--- Layout coordinate data ---
*****
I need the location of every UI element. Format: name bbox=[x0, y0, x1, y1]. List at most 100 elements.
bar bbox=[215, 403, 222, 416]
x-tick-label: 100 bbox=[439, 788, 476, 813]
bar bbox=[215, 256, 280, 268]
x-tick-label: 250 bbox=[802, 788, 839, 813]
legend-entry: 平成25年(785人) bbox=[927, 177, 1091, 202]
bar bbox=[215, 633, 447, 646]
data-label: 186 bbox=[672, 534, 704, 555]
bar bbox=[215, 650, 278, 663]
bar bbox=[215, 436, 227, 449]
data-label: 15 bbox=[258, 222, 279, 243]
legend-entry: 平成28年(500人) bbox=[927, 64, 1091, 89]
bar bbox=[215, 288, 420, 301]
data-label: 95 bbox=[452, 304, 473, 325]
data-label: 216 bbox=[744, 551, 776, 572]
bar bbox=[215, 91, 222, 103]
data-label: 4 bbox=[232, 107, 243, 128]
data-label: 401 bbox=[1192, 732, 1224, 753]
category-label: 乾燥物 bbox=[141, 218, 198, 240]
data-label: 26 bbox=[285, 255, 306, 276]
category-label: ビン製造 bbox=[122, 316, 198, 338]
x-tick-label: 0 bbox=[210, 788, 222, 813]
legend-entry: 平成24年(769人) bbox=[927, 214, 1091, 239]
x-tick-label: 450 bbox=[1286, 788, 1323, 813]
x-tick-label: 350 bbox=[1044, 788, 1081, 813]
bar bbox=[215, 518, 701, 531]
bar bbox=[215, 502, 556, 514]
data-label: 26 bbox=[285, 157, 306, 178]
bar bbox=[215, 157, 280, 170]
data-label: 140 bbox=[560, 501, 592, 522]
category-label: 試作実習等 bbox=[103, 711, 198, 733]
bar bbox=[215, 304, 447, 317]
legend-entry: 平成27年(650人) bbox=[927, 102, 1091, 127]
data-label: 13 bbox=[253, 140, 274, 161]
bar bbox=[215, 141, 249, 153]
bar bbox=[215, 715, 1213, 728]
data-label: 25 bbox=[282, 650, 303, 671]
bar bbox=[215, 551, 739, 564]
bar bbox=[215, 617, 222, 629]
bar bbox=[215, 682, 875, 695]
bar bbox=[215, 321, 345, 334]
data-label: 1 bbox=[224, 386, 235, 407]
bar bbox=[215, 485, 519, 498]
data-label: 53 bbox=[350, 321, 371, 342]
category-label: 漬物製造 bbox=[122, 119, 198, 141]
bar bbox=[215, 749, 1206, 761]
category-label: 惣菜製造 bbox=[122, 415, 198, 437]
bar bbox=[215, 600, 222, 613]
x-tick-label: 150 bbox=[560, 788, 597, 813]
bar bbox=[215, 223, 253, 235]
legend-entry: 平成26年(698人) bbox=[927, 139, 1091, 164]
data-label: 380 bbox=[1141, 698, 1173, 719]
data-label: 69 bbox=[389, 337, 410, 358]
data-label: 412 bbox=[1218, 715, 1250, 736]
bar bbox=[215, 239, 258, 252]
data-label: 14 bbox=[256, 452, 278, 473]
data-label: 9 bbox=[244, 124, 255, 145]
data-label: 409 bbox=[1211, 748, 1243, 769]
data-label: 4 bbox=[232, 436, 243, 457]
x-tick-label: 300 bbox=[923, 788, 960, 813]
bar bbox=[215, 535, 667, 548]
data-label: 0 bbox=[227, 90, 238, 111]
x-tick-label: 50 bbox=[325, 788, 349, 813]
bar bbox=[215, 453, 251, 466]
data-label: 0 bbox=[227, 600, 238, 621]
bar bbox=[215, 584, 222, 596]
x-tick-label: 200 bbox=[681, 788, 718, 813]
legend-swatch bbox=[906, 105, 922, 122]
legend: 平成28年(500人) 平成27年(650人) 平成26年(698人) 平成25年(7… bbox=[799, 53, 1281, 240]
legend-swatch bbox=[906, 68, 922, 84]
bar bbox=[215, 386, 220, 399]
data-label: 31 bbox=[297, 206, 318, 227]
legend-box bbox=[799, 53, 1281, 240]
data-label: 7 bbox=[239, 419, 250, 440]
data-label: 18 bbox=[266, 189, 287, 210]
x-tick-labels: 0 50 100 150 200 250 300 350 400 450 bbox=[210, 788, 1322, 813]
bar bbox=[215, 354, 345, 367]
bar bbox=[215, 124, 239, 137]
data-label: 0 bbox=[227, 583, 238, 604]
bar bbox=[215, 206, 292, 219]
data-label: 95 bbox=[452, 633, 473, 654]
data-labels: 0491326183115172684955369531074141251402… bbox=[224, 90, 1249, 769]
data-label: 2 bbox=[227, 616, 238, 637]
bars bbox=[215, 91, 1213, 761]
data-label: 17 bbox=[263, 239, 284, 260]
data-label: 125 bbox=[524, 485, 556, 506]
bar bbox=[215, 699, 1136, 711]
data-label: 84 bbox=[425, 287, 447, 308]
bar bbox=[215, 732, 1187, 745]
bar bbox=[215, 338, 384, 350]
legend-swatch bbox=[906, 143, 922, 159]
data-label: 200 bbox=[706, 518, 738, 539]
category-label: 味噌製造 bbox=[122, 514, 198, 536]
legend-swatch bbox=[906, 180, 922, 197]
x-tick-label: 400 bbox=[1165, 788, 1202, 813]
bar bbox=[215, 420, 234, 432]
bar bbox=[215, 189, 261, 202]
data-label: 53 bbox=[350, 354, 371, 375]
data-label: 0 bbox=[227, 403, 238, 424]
*****
--- The task ---
Write out all the entries again, changing each "category-label" to "category-name" and leaving everything else the same.

--- Problem solution ---
I need the location of every UI element. Format: name bbox=[x0, y0, x1, y1]. List at most 100 elements.
bar bbox=[215, 403, 222, 416]
x-tick-label: 100 bbox=[439, 788, 476, 813]
bar bbox=[215, 256, 280, 268]
x-tick-label: 250 bbox=[802, 788, 839, 813]
legend-entry: 平成25年(785人) bbox=[927, 177, 1091, 202]
bar bbox=[215, 633, 447, 646]
data-label: 186 bbox=[672, 534, 704, 555]
bar bbox=[215, 650, 278, 663]
bar bbox=[215, 436, 227, 449]
data-label: 15 bbox=[258, 222, 279, 243]
legend-entry: 平成28年(500人) bbox=[927, 64, 1091, 89]
bar bbox=[215, 288, 420, 301]
data-label: 95 bbox=[452, 304, 473, 325]
data-label: 216 bbox=[744, 551, 776, 572]
bar bbox=[215, 91, 222, 103]
data-label: 4 bbox=[232, 107, 243, 128]
data-label: 401 bbox=[1192, 732, 1224, 753]
category-name: 乾燥物 bbox=[141, 218, 198, 240]
data-label: 26 bbox=[285, 255, 306, 276]
category-name: ビン製造 bbox=[122, 316, 198, 338]
x-tick-label: 0 bbox=[210, 788, 222, 813]
legend-entry: 平成24年(769人) bbox=[927, 214, 1091, 239]
x-tick-label: 450 bbox=[1286, 788, 1323, 813]
x-tick-label: 350 bbox=[1044, 788, 1081, 813]
bar bbox=[215, 518, 701, 531]
bar bbox=[215, 502, 556, 514]
data-label: 26 bbox=[285, 157, 306, 178]
bar bbox=[215, 157, 280, 170]
data-label: 140 bbox=[560, 501, 592, 522]
category-name: 試作実習等 bbox=[103, 711, 198, 733]
bar bbox=[215, 304, 447, 317]
legend-entry: 平成27年(650人) bbox=[927, 102, 1091, 127]
data-label: 13 bbox=[253, 140, 274, 161]
bar bbox=[215, 141, 249, 153]
bar bbox=[215, 715, 1213, 728]
data-label: 25 bbox=[282, 650, 303, 671]
bar bbox=[215, 551, 739, 564]
bar bbox=[215, 617, 222, 629]
bar bbox=[215, 682, 875, 695]
bar bbox=[215, 321, 345, 334]
data-label: 1 bbox=[224, 386, 235, 407]
bar bbox=[215, 485, 519, 498]
data-label: 53 bbox=[350, 321, 371, 342]
category-name: 漬物製造 bbox=[122, 119, 198, 141]
bar bbox=[215, 749, 1206, 761]
category-name: 惣菜製造 bbox=[122, 415, 198, 437]
bar bbox=[215, 600, 222, 613]
x-tick-label: 150 bbox=[560, 788, 597, 813]
bar bbox=[215, 223, 253, 235]
legend-entry: 平成26年(698人) bbox=[927, 139, 1091, 164]
data-label: 380 bbox=[1141, 698, 1173, 719]
data-label: 69 bbox=[389, 337, 410, 358]
data-label: 412 bbox=[1218, 715, 1250, 736]
bar bbox=[215, 239, 258, 252]
data-label: 14 bbox=[256, 452, 278, 473]
data-label: 9 bbox=[244, 124, 255, 145]
data-label: 409 bbox=[1211, 748, 1243, 769]
data-label: 4 bbox=[232, 436, 243, 457]
x-tick-label: 300 bbox=[923, 788, 960, 813]
bar bbox=[215, 535, 667, 548]
data-label: 0 bbox=[227, 90, 238, 111]
x-tick-label: 50 bbox=[325, 788, 349, 813]
bar bbox=[215, 453, 251, 466]
data-label: 0 bbox=[227, 600, 238, 621]
bar bbox=[215, 584, 222, 596]
x-tick-label: 200 bbox=[681, 788, 718, 813]
legend-swatch bbox=[906, 105, 922, 122]
legend: 平成28年(500人) 平成27年(650人) 平成26年(698人) 平成25年(7… bbox=[799, 53, 1281, 240]
legend-swatch bbox=[906, 68, 922, 84]
bar bbox=[215, 386, 220, 399]
data-label: 31 bbox=[297, 206, 318, 227]
legend-box bbox=[799, 53, 1281, 240]
data-label: 7 bbox=[239, 419, 250, 440]
data-label: 18 bbox=[266, 189, 287, 210]
x-tick-labels: 0 50 100 150 200 250 300 350 400 450 bbox=[210, 788, 1322, 813]
bar bbox=[215, 354, 345, 367]
bar bbox=[215, 124, 239, 137]
data-label: 0 bbox=[227, 583, 238, 604]
bar bbox=[215, 206, 292, 219]
data-label: 95 bbox=[452, 633, 473, 654]
data-labels: 0491326183115172684955369531074141251402… bbox=[224, 90, 1249, 769]
data-label: 2 bbox=[227, 616, 238, 637]
bars bbox=[215, 91, 1213, 761]
data-label: 17 bbox=[263, 239, 284, 260]
data-label: 125 bbox=[524, 485, 556, 506]
bar bbox=[215, 699, 1136, 711]
data-label: 84 bbox=[425, 287, 447, 308]
bar bbox=[215, 732, 1187, 745]
bar bbox=[215, 338, 384, 350]
legend-swatch bbox=[906, 143, 922, 159]
data-label: 200 bbox=[706, 518, 738, 539]
category-name: 味噌製造 bbox=[122, 514, 198, 536]
legend-swatch bbox=[906, 180, 922, 197]
x-tick-label: 400 bbox=[1165, 788, 1202, 813]
bar bbox=[215, 420, 234, 432]
bar bbox=[215, 189, 261, 202]
data-label: 53 bbox=[350, 354, 371, 375]
data-label: 0 bbox=[227, 403, 238, 424]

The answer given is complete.